PROBLEM DETAILS :: Copy all of the material word for word, except for the pictures.

## BEGIN

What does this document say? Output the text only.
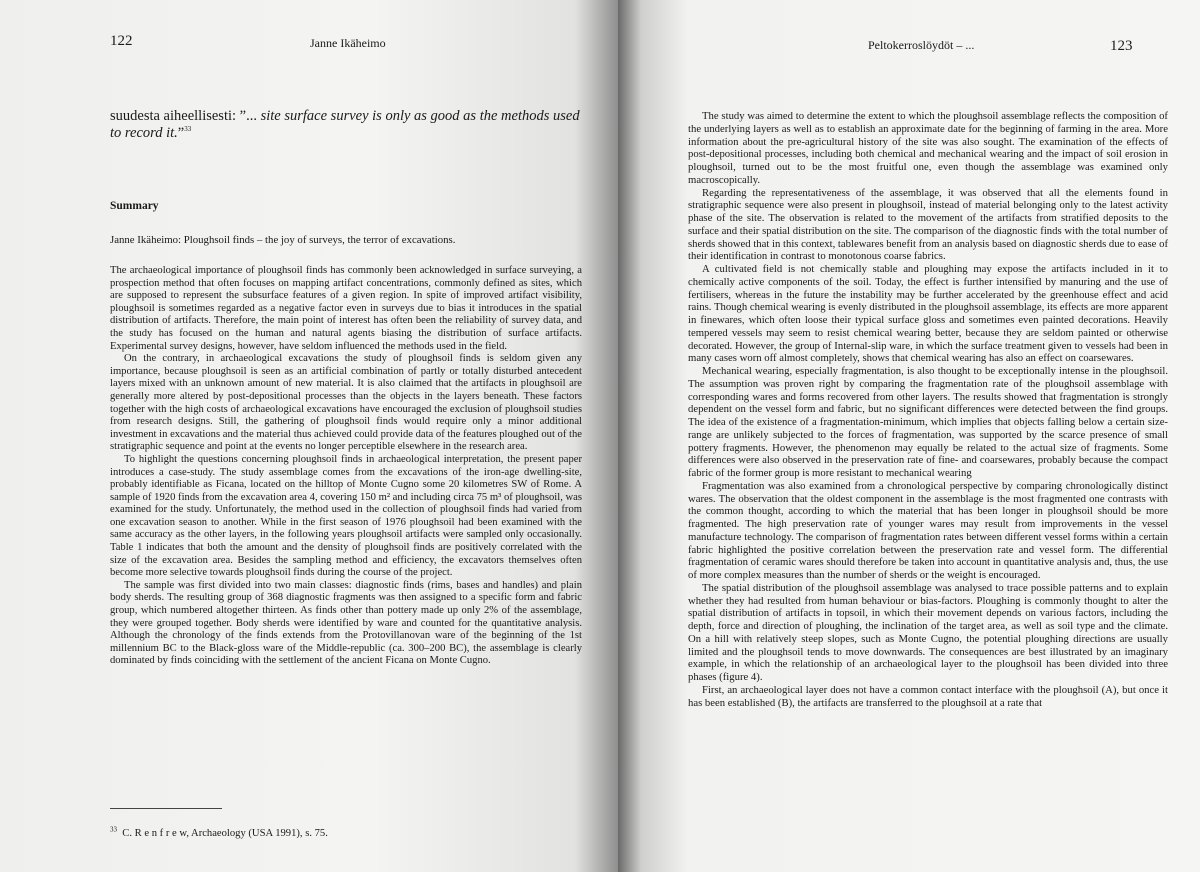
122	Janne Ikäheimo

suudesta aiheellisesti: ”... site surface survey is only as good as the methods used to record it.”$^{33}$

Summary
Janne Ikäheimo: Ploughsoil finds – the joy of surveys, the terror of excavations.

The archaeological importance of ploughsoil finds has commonly been acknowledged in surface surveying, a prospection method that often focuses on mapping artifact concentrations, commonly defined as sites, which are supposed to represent the subsurface features of a given region. In spite of improved artifact visibility, ploughsoil is sometimes regarded as a negative factor even in surveys due to bias it introduces in the spatial distribution of artifacts. Therefore, the main point of interest has often been the reliability of survey data, and the study has focused on the human and natural agents biasing the distribution of surface artifacts. Experimental survey designs, however, have seldom influenced the methods used in the field.

On the contrary, in archaeological excavations the study of ploughsoil finds is seldom given any importance, because ploughsoil is seen as an artificial combination of partly or totally disturbed antecedent layers mixed with an unknown amount of new material. It is also claimed that the artifacts in ploughsoil are generally more altered by post-depositional processes than the objects in the layers beneath. These factors together with the high costs of archaeological excavations have encouraged the exclusion of ploughsoil studies from research designs. Still, the gathering of ploughsoil finds would require only a minor additional investment in excavations and the material thus achieved could provide data of the features ploughed out of the stratigraphic sequence and point at the events no longer perceptible elsewhere in the research area.

To highlight the questions concerning ploughsoil finds in archaeological interpretation, the present paper introduces a case-study. The study assemblage comes from the excavations of the iron-age dwelling-site, probably identifiable as Ficana, located on the hilltop of Monte Cugno some 20 kilometres SW of Rome. A sample of 1920 finds from the excavation area 4, covering 150 m² and including circa 75 m³ of ploughsoil, was examined for the study. Unfortunately, the method used in the collection of ploughsoil finds had varied from one excavation season to another. While in the first season of 1976 ploughsoil had been examined with the same accuracy as the other layers, in the following years ploughsoil artifacts were sampled only occasionally. Table 1 indicates that both the amount and the density of ploughsoil finds are positively correlated with the size of the excavation area. Besides the sampling method and efficiency, the excavators themselves often become more selective towards ploughsoil finds during the course of the project.

The sample was first divided into two main classes: diagnostic finds (rims, bases and handles) and plain body sherds. The resulting group of 368 diagnostic fragments was then assigned to a specific form and fabric group, which numbered altogether thirteen. As finds other than pottery made up only 2% of the assemblage, they were grouped together. Body sherds were identified by ware and counted for the quantitative analysis. Although the chronology of the finds extends from the Protovillanovan ware of the beginning of the 1st millennium BC to the Black-gloss ware of the Middle-republic (ca. 300–200 BC), the assemblage is clearly dominated by finds coinciding with the settlement of the ancient Ficana on Monte Cugno.

$^{33}$ C. R e n f r e w, Archaeology (USA 1991), s. 75.
Peltokerroslöydöt – ...	123

The study was aimed to determine the extent to which the ploughsoil assemblage reflects the composition of the underlying layers as well as to establish an approximate date for the beginning of farming in the area. More information about the pre-agricultural history of the site was also sought. The examination of the effects of post-depositional processes, including both chemical and mechanical wearing and the impact of soil erosion in ploughsoil, turned out to be the most fruitful one, even though the assemblage was examined only macroscopically.

Regarding the representativeness of the assemblage, it was observed that all the elements found in stratigraphic sequence were also present in ploughsoil, instead of material belonging only to the latest activity phase of the site. The observation is related to the movement of the artifacts from stratified deposits to the surface and their spatial distribution on the site. The comparison of the diagnostic finds with the total number of sherds showed that in this context, tablewares benefit from an analysis based on diagnostic sherds due to ease of their identification in contrast to monotonous coarse fabrics.

A cultivated field is not chemically stable and ploughing may expose the artifacts included in it to chemically active components of the soil. Today, the effect is further intensified by manuring and the use of fertilisers, whereas in the future the instability may be further accelerated by the greenhouse effect and acid rains. Though chemical wearing is evenly distributed in the ploughsoil assemblage, its effects are more apparent in finewares, which often loose their typical surface gloss and sometimes even painted decorations. Heavily tempered vessels may seem to resist chemical wearing better, because they are seldom painted or otherwise decorated. However, the group of Internal-slip ware, in which the surface treatment given to vessels had been in many cases worn off almost completely, shows that chemical wearing has also an effect on coarsewares.

Mechanical wearing, especially fragmentation, is also thought to be exceptionally intense in the ploughsoil. The assumption was proven right by comparing the fragmentation rate of the ploughsoil assemblage with corresponding wares and forms recovered from other layers. The results showed that fragmentation is strongly dependent on the vessel form and fabric, but no significant differences were detected between the find groups. The idea of the existence of a fragmentation-minimum, which implies that objects falling below a certain size-range are unlikely subjected to the forces of fragmentation, was supported by the scarce presence of small pottery fragments. However, the phenomenon may equally be related to the actual size of fragments. Some differences were also observed in the preservation rate of fine- and coarsewares, probably because the compact fabric of the former group is more resistant to mechanical wearing

Fragmentation was also examined from a chronological perspective by comparing chronologically distinct wares. The observation that the oldest component in the assemblage is the most fragmented one contrasts with the common thought, according to which the material that has been longer in ploughsoil should be more fragmented. The high preservation rate of younger wares may result from improvements in the vessel manufacture technology. The comparison of fragmentation rates between different vessel forms within a certain fabric highlighted the positive correlation between the preservation rate and vessel form. The differential fragmentation of ceramic wares should therefore be taken into account in quantitative analysis and, thus, the use of more complex measures than the number of sherds or the weight is encouraged.

The spatial distribution of the ploughsoil assemblage was analysed to trace possible patterns and to explain whether they had resulted from human behaviour or bias-factors. Ploughing is commonly thought to alter the spatial distribution of artifacts in topsoil, in which their movement depends on various factors, including the depth, force and direction of ploughing, the inclination of the target area, as well as soil type and the climate. On a hill with relatively steep slopes, such as Monte Cugno, the potential ploughing directions are usually limited and the ploughsoil tends to move downwards. The consequences are best illustrated by an imaginary example, in which the relationship of an archaeological layer to the ploughsoil has been divided into three phases (figure 4).

First, an archaeological layer does not have a common contact interface with the ploughsoil (A), but once it has been established (B), the artifacts are transferred to the ploughsoil at a rate that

## END

WRITTEN REPLY ::
What does this document say? Output the text only.
122	Janne Ikäheimo

suudesta aiheellisesti: ”... site surface survey is only as good as the methods used to record it.”$^{33}$

Summary
Janne Ikäheimo: Ploughsoil finds – the joy of surveys, the terror of excavations.

The archaeological importance of ploughsoil finds has commonly been acknowledged in surface surveying, a prospection method that often focuses on mapping artifact concentrations, commonly defined as sites, which are supposed to represent the subsurface features of a given region. In spite of improved artifact visibility, ploughsoil is sometimes regarded as a negative factor even in surveys due to bias it introduces in the spatial distribution of artifacts. Therefore, the main point of interest has often been the reliability of survey data, and the study has focused on the human and natural agents biasing the distribution of surface artifacts. Experimental survey designs, however, have seldom influenced the methods used in the field.

On the contrary, in archaeological excavations the study of ploughsoil finds is seldom given any importance, because ploughsoil is seen as an artificial combination of partly or totally disturbed antecedent layers mixed with an unknown amount of new material. It is also claimed that the artifacts in ploughsoil are generally more altered by post-depositional processes than the objects in the layers beneath. These factors together with the high costs of archaeological excavations have encouraged the exclusion of ploughsoil studies from research designs. Still, the gathering of ploughsoil finds would require only a minor additional investment in excavations and the material thus achieved could provide data of the features ploughed out of the stratigraphic sequence and point at the events no longer perceptible elsewhere in the research area.

To highlight the questions concerning ploughsoil finds in archaeological interpretation, the present paper introduces a case-study. The study assemblage comes from the excavations of the iron-age dwelling-site, probably identifiable as Ficana, located on the hilltop of Monte Cugno some 20 kilometres SW of Rome. A sample of 1920 finds from the excavation area 4, covering 150 m² and including circa 75 m³ of ploughsoil, was examined for the study. Unfortunately, the method used in the collection of ploughsoil finds had varied from one excavation season to another. While in the first season of 1976 ploughsoil had been examined with the same accuracy as the other layers, in the following years ploughsoil artifacts were sampled only occasionally. Table 1 indicates that both the amount and the density of ploughsoil finds are positively correlated with the size of the excavation area. Besides the sampling method and efficiency, the excavators themselves often become more selective towards ploughsoil finds during the course of the project.

The sample was first divided into two main classes: diagnostic finds (rims, bases and handles) and plain body sherds. The resulting group of 368 diagnostic fragments was then assigned to a specific form and fabric group, which numbered altogether thirteen. As finds other than pottery made up only 2% of the assemblage, they were grouped together. Body sherds were identified by ware and counted for the quantitative analysis. Although the chronology of the finds extends from the Protovillanovan ware of the beginning of the 1st millennium BC to the Black-gloss ware of the Middle-republic (ca. 300–200 BC), the assemblage is clearly dominated by finds coinciding with the settlement of the ancient Ficana on Monte Cugno.

$^{33}$ C. R e n f r e w, Archaeology (USA 1991), s. 75.
Peltokerroslöydöt – ...	123

The study was aimed to determine the extent to which the ploughsoil assemblage reflects the composition of the underlying layers as well as to establish an approximate date for the beginning of farming in the area. More information about the pre-agricultural history of the site was also sought. The examination of the effects of post-depositional processes, including both chemical and mechanical wearing and the impact of soil erosion in ploughsoil, turned out to be the most fruitful one, even though the assemblage was examined only macroscopically.

Regarding the representativeness of the assemblage, it was observed that all the elements found in stratigraphic sequence were also present in ploughsoil, instead of material belonging only to the latest activity phase of the site. The observation is related to the movement of the artifacts from stratified deposits to the surface and their spatial distribution on the site. The comparison of the diagnostic finds with the total number of sherds showed that in this context, tablewares benefit from an analysis based on diagnostic sherds due to ease of their identification in contrast to monotonous coarse fabrics.

A cultivated field is not chemically stable and ploughing may expose the artifacts included in it to chemically active components of the soil. Today, the effect is further intensified by manuring and the use of fertilisers, whereas in the future the instability may be further accelerated by the greenhouse effect and acid rains. Though chemical wearing is evenly distributed in the ploughsoil assemblage, its effects are more apparent in finewares, which often loose their typical surface gloss and sometimes even painted decorations. Heavily tempered vessels may seem to resist chemical wearing better, because they are seldom painted or otherwise decorated. However, the group of Internal-slip ware, in which the surface treatment given to vessels had been in many cases worn off almost completely, shows that chemical wearing has also an effect on coarsewares.

Mechanical wearing, especially fragmentation, is also thought to be exceptionally intense in the ploughsoil. The assumption was proven right by comparing the fragmentation rate of the ploughsoil assemblage with corresponding wares and forms recovered from other layers. The results showed that fragmentation is strongly dependent on the vessel form and fabric, but no significant differences were detected between the find groups. The idea of the existence of a fragmentation-minimum, which implies that objects falling below a certain size-range are unlikely subjected to the forces of fragmentation, was supported by the scarce presence of small pottery fragments. However, the phenomenon may equally be related to the actual size of fragments. Some differences were also observed in the preservation rate of fine- and coarsewares, probably because the compact fabric of the former group is more resistant to mechanical wearing

Fragmentation was also examined from a chronological perspective by comparing chronologically distinct wares. The observation that the oldest component in the assemblage is the most fragmented one contrasts with the common thought, according to which the material that has been longer in ploughsoil should be more fragmented. The high preservation rate of younger wares may result from improvements in the vessel manufacture technology. The comparison of fragmentation rates between different vessel forms within a certain fabric highlighted the positive correlation between the preservation rate and vessel form. The differential fragmentation of ceramic wares should therefore be taken into account in quantitative analysis and, thus, the use of more complex measures than the number of sherds or the weight is encouraged.

The spatial distribution of the ploughsoil assemblage was analysed to trace possible patterns and to explain whether they had resulted from human behaviour or bias-factors. Ploughing is commonly thought to alter the spatial distribution of artifacts in topsoil, in which their movement depends on various factors, including the depth, force and direction of ploughing, the inclination of the target area, as well as soil type and the climate. On a hill with relatively steep slopes, such as Monte Cugno, the potential ploughing directions are usually limited and the ploughsoil tends to move downwards. The consequences are best illustrated by an imaginary example, in which the relationship of an archaeological layer to the ploughsoil has been divided into three phases (figure 4).

First, an archaeological layer does not have a common contact interface with the ploughsoil (A), but once it has been established (B), the artifacts are transferred to the ploughsoil at a rate that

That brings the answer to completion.